== Data to use

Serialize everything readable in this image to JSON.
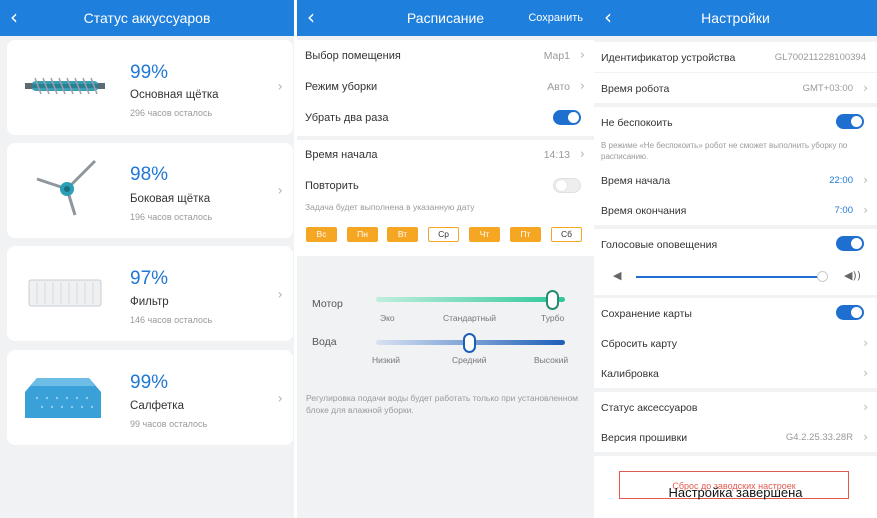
{
  "accessories": {
    "title": "Статус аккуссуаров",
    "items": [
      {
        "percent": "99%",
        "name": "Основная щётка",
        "remaining": "296 часов осталось",
        "icon": "main-brush"
      },
      {
        "percent": "98%",
        "name": "Боковая щётка",
        "remaining": "196 часов осталось",
        "icon": "side-brush"
      },
      {
        "percent": "97%",
        "name": "Фильтр",
        "remaining": "146 часов осталось",
        "icon": "filter"
      },
      {
        "percent": "99%",
        "name": "Салфетка",
        "remaining": "99 часов осталось",
        "icon": "mop-cloth"
      }
    ]
  },
  "schedule": {
    "title": "Расписание",
    "save": "Сохранить",
    "room_label": "Выбор помещения",
    "room_value": "Map1",
    "mode_label": "Режим уборки",
    "mode_value": "Авто",
    "twice_label": "Убрать два раза",
    "twice_on": true,
    "start_label": "Время начала",
    "start_value": "14:13",
    "repeat_label": "Повторить",
    "repeat_on": false,
    "repeat_note": "Задача будет выполнена в указанную дату",
    "days": [
      {
        "label": "Вс",
        "selected": true
      },
      {
        "label": "Пн",
        "selected": true
      },
      {
        "label": "Вт",
        "selected": true
      },
      {
        "label": "Ср",
        "selected": false
      },
      {
        "label": "Чт",
        "selected": true
      },
      {
        "label": "Пт",
        "selected": true
      },
      {
        "label": "Сб",
        "selected": false
      }
    ],
    "motor_label": "Мотор",
    "motor_ticks": [
      "Эко",
      "Стандартный",
      "Турбо"
    ],
    "motor_selected": "Турбо",
    "water_label": "Вода",
    "water_ticks": [
      "Низкий",
      "Средний",
      "Высокий"
    ],
    "water_selected": "Средний",
    "water_note": "Регулировка подачи воды будет работать только при установленном блоке для влажной уборки."
  },
  "settings": {
    "title": "Настройки",
    "device_id_label": "Идентификатор устройства",
    "device_id_value": "GL700211228100394",
    "robot_time_label": "Время робота",
    "robot_time_value": "GMT+03:00",
    "dnd_label": "Не беспокоить",
    "dnd_on": true,
    "dnd_note": "В режиме «Не беспокоить» робот не сможет выполнить уборку по расписанию.",
    "dnd_start_label": "Время начала",
    "dnd_start_value": "22:00",
    "dnd_end_label": "Время окончания",
    "dnd_end_value": "7:00",
    "voice_label": "Голосовые оповещения",
    "voice_on": true,
    "volume_level": 0.97,
    "map_save_label": "Сохранение карты",
    "map_save_on": true,
    "map_reset_label": "Сбросить карту",
    "calibration_label": "Калибровка",
    "accessory_status_label": "Статус аксессуаров",
    "firmware_label": "Версия прошивки",
    "firmware_value": "G4.2.25.33.28R",
    "factory_reset_label": "Сброс до заводских настроек",
    "overlay_text": "Настройка завершена"
  },
  "colors": {
    "header": "#1f7fdc",
    "accent": "#1f77d6",
    "day_selected": "#f5a623",
    "danger": "#e05a4f"
  }
}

====

Your task is to set down the records shown above exactly, minus any pictures.

Result:
Serialize everything readable in this image to JSON.
{
  "accessories": {
    "title": "Статус аккуссуаров",
    "items": [
      {
        "percent": "99%",
        "name": "Основная щётка",
        "remaining": "296 часов осталось",
        "icon": "main-brush"
      },
      {
        "percent": "98%",
        "name": "Боковая щётка",
        "remaining": "196 часов осталось",
        "icon": "side-brush"
      },
      {
        "percent": "97%",
        "name": "Фильтр",
        "remaining": "146 часов осталось",
        "icon": "filter"
      },
      {
        "percent": "99%",
        "name": "Салфетка",
        "remaining": "99 часов осталось",
        "icon": "mop-cloth"
      }
    ]
  },
  "schedule": {
    "title": "Расписание",
    "save": "Сохранить",
    "room_label": "Выбор помещения",
    "room_value": "Map1",
    "mode_label": "Режим уборки",
    "mode_value": "Авто",
    "twice_label": "Убрать два раза",
    "twice_on": true,
    "start_label": "Время начала",
    "start_value": "14:13",
    "repeat_label": "Повторить",
    "repeat_on": false,
    "repeat_note": "Задача будет выполнена в указанную дату",
    "days": [
      {
        "label": "Вс",
        "selected": true
      },
      {
        "label": "Пн",
        "selected": true
      },
      {
        "label": "Вт",
        "selected": true
      },
      {
        "label": "Ср",
        "selected": false
      },
      {
        "label": "Чт",
        "selected": true
      },
      {
        "label": "Пт",
        "selected": true
      },
      {
        "label": "Сб",
        "selected": false
      }
    ],
    "motor_label": "Мотор",
    "motor_ticks": [
      "Эко",
      "Стандартный",
      "Турбо"
    ],
    "motor_selected": "Турбо",
    "water_label": "Вода",
    "water_ticks": [
      "Низкий",
      "Средний",
      "Высокий"
    ],
    "water_selected": "Средний",
    "water_note": "Регулировка подачи воды будет работать только при установленном блоке для влажной уборки."
  },
  "settings": {
    "title": "Настройки",
    "device_id_label": "Идентификатор устройства",
    "device_id_value": "GL700211228100394",
    "robot_time_label": "Время робота",
    "robot_time_value": "GMT+03:00",
    "dnd_label": "Не беспокоить",
    "dnd_on": true,
    "dnd_note": "В режиме «Не беспокоить» робот не сможет выполнить уборку по расписанию.",
    "dnd_start_label": "Время начала",
    "dnd_start_value": "22:00",
    "dnd_end_label": "Время окончания",
    "dnd_end_value": "7:00",
    "voice_label": "Голосовые оповещения",
    "voice_on": true,
    "volume_level": 0.97,
    "map_save_label": "Сохранение карты",
    "map_save_on": true,
    "map_reset_label": "Сбросить карту",
    "calibration_label": "Калибровка",
    "accessory_status_label": "Статус аксессуаров",
    "firmware_label": "Версия прошивки",
    "firmware_value": "G4.2.25.33.28R",
    "factory_reset_label": "Сброс до заводских настроек",
    "overlay_text": "Настройка завершена"
  },
  "colors": {
    "header": "#1f7fdc",
    "accent": "#1f77d6",
    "day_selected": "#f5a623",
    "danger": "#e05a4f"
  }
}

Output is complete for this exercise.